-- Start DATA FOR THE TASK --
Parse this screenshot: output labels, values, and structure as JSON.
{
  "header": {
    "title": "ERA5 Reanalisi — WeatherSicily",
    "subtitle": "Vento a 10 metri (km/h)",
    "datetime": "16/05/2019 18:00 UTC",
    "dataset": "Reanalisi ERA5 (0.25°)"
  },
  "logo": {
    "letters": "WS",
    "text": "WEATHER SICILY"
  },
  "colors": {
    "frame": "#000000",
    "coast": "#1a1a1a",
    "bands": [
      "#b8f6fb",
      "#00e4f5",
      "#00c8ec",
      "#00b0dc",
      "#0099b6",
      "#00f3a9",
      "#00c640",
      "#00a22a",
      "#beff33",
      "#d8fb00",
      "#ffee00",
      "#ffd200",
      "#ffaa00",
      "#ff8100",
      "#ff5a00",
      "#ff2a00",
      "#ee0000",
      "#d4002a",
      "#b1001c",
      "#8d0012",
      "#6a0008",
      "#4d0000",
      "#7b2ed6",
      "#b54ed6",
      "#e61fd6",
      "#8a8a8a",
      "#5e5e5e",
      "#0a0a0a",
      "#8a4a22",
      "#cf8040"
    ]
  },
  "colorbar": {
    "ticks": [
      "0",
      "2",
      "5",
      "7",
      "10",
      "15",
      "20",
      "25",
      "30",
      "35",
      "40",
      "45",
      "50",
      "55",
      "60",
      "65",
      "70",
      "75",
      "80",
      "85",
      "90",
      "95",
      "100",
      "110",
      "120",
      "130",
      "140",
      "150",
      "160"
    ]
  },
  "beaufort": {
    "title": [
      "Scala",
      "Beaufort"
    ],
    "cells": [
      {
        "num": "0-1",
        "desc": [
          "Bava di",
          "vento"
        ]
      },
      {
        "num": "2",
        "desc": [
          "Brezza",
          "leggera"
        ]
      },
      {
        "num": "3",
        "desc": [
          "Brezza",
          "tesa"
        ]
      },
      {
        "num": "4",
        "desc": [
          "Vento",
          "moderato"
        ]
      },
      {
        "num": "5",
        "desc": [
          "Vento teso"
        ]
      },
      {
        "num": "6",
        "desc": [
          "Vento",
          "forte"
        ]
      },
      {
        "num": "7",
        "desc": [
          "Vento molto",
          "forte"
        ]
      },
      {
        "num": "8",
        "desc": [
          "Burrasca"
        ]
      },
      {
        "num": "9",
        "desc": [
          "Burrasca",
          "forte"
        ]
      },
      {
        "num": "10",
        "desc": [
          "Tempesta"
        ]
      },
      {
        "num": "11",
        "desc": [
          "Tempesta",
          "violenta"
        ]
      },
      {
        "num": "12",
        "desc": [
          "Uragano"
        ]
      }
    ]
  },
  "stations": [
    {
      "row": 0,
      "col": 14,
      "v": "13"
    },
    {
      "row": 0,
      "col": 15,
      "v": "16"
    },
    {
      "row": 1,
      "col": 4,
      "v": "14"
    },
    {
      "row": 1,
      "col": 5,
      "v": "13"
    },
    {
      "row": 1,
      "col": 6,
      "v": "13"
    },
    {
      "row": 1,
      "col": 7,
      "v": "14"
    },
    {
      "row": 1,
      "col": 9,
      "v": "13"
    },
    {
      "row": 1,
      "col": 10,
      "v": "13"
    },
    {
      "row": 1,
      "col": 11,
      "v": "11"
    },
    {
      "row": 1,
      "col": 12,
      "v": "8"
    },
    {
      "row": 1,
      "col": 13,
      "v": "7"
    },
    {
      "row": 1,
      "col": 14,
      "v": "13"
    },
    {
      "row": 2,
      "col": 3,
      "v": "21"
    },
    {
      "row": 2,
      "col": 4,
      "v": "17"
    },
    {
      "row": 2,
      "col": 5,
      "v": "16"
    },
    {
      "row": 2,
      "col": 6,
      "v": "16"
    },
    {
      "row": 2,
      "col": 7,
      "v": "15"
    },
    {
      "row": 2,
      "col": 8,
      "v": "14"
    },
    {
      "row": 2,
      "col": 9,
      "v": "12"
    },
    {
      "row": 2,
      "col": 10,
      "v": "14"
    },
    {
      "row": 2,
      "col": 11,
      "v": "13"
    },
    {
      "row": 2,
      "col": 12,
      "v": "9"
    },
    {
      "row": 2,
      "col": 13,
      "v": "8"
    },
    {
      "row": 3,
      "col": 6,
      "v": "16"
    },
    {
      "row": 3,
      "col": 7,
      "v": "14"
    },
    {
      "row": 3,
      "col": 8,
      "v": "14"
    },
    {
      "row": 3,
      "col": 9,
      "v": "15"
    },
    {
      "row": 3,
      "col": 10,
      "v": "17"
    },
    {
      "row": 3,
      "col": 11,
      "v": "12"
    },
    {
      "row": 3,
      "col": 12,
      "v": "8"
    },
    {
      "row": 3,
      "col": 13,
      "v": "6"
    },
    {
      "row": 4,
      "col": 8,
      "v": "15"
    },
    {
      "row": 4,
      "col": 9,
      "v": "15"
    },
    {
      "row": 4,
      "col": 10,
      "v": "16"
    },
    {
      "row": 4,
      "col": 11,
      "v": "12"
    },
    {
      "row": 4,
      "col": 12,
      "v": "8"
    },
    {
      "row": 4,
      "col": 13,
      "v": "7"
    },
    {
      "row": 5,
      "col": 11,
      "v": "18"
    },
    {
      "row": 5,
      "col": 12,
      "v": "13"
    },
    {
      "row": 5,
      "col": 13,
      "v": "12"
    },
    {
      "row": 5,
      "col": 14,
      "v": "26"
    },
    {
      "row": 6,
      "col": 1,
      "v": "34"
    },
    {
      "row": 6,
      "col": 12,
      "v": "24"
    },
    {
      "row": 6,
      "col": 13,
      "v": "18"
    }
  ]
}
-- End DATA FOR THE TASK --
Repeat each record exactly. Omit nothing.

Parse this screenshot: output labels, values, and structure as JSON.
{
  "header": {
    "title": "ERA5 Reanalisi — WeatherSicily",
    "subtitle": "Vento a 10 metri (km/h)",
    "datetime": "16/05/2019 18:00 UTC",
    "dataset": "Reanalisi ERA5 (0.25°)"
  },
  "logo": {
    "letters": "WS",
    "text": "WEATHER SICILY"
  },
  "colors": {
    "frame": "#000000",
    "coast": "#1a1a1a",
    "bands": [
      "#b8f6fb",
      "#00e4f5",
      "#00c8ec",
      "#00b0dc",
      "#0099b6",
      "#00f3a9",
      "#00c640",
      "#00a22a",
      "#beff33",
      "#d8fb00",
      "#ffee00",
      "#ffd200",
      "#ffaa00",
      "#ff8100",
      "#ff5a00",
      "#ff2a00",
      "#ee0000",
      "#d4002a",
      "#b1001c",
      "#8d0012",
      "#6a0008",
      "#4d0000",
      "#7b2ed6",
      "#b54ed6",
      "#e61fd6",
      "#8a8a8a",
      "#5e5e5e",
      "#0a0a0a",
      "#8a4a22",
      "#cf8040"
    ]
  },
  "colorbar": {
    "ticks": [
      "0",
      "2",
      "5",
      "7",
      "10",
      "15",
      "20",
      "25",
      "30",
      "35",
      "40",
      "45",
      "50",
      "55",
      "60",
      "65",
      "70",
      "75",
      "80",
      "85",
      "90",
      "95",
      "100",
      "110",
      "120",
      "130",
      "140",
      "150",
      "160"
    ]
  },
  "beaufort": {
    "title": [
      "Scala",
      "Beaufort"
    ],
    "cells": [
      {
        "num": "0-1",
        "desc": [
          "Bava di",
          "vento"
        ]
      },
      {
        "num": "2",
        "desc": [
          "Brezza",
          "leggera"
        ]
      },
      {
        "num": "3",
        "desc": [
          "Brezza",
          "tesa"
        ]
      },
      {
        "num": "4",
        "desc": [
          "Vento",
          "moderato"
        ]
      },
      {
        "num": "5",
        "desc": [
          "Vento teso"
        ]
      },
      {
        "num": "6",
        "desc": [
          "Vento",
          "forte"
        ]
      },
      {
        "num": "7",
        "desc": [
          "Vento molto",
          "forte"
        ]
      },
      {
        "num": "8",
        "desc": [
          "Burrasca"
        ]
      },
      {
        "num": "9",
        "desc": [
          "Burrasca",
          "forte"
        ]
      },
      {
        "num": "10",
        "desc": [
          "Tempesta"
        ]
      },
      {
        "num": "11",
        "desc": [
          "Tempesta",
          "violenta"
        ]
      },
      {
        "num": "12",
        "desc": [
          "Uragano"
        ]
      }
    ]
  },
  "stations": [
    {
      "row": 0,
      "col": 14,
      "v": "13"
    },
    {
      "row": 0,
      "col": 15,
      "v": "16"
    },
    {
      "row": 1,
      "col": 4,
      "v": "14"
    },
    {
      "row": 1,
      "col": 5,
      "v": "13"
    },
    {
      "row": 1,
      "col": 6,
      "v": "13"
    },
    {
      "row": 1,
      "col": 7,
      "v": "14"
    },
    {
      "row": 1,
      "col": 9,
      "v": "13"
    },
    {
      "row": 1,
      "col": 10,
      "v": "13"
    },
    {
      "row": 1,
      "col": 11,
      "v": "11"
    },
    {
      "row": 1,
      "col": 12,
      "v": "8"
    },
    {
      "row": 1,
      "col": 13,
      "v": "7"
    },
    {
      "row": 1,
      "col": 14,
      "v": "13"
    },
    {
      "row": 2,
      "col": 3,
      "v": "21"
    },
    {
      "row": 2,
      "col": 4,
      "v": "17"
    },
    {
      "row": 2,
      "col": 5,
      "v": "16"
    },
    {
      "row": 2,
      "col": 6,
      "v": "16"
    },
    {
      "row": 2,
      "col": 7,
      "v": "15"
    },
    {
      "row": 2,
      "col": 8,
      "v": "14"
    },
    {
      "row": 2,
      "col": 9,
      "v": "12"
    },
    {
      "row": 2,
      "col": 10,
      "v": "14"
    },
    {
      "row": 2,
      "col": 11,
      "v": "13"
    },
    {
      "row": 2,
      "col": 12,
      "v": "9"
    },
    {
      "row": 2,
      "col": 13,
      "v": "8"
    },
    {
      "row": 3,
      "col": 6,
      "v": "16"
    },
    {
      "row": 3,
      "col": 7,
      "v": "14"
    },
    {
      "row": 3,
      "col": 8,
      "v": "14"
    },
    {
      "row": 3,
      "col": 9,
      "v": "15"
    },
    {
      "row": 3,
      "col": 10,
      "v": "17"
    },
    {
      "row": 3,
      "col": 11,
      "v": "12"
    },
    {
      "row": 3,
      "col": 12,
      "v": "8"
    },
    {
      "row": 3,
      "col": 13,
      "v": "6"
    },
    {
      "row": 4,
      "col": 8,
      "v": "15"
    },
    {
      "row": 4,
      "col": 9,
      "v": "15"
    },
    {
      "row": 4,
      "col": 10,
      "v": "16"
    },
    {
      "row": 4,
      "col": 11,
      "v": "12"
    },
    {
      "row": 4,
      "col": 12,
      "v": "8"
    },
    {
      "row": 4,
      "col": 13,
      "v": "7"
    },
    {
      "row": 5,
      "col": 11,
      "v": "18"
    },
    {
      "row": 5,
      "col": 12,
      "v": "13"
    },
    {
      "row": 5,
      "col": 13,
      "v": "12"
    },
    {
      "row": 5,
      "col": 14,
      "v": "26"
    },
    {
      "row": 6,
      "col": 1,
      "v": "34"
    },
    {
      "row": 6,
      "col": 12,
      "v": "24"
    },
    {
      "row": 6,
      "col": 13,
      "v": "18"
    }
  ]
}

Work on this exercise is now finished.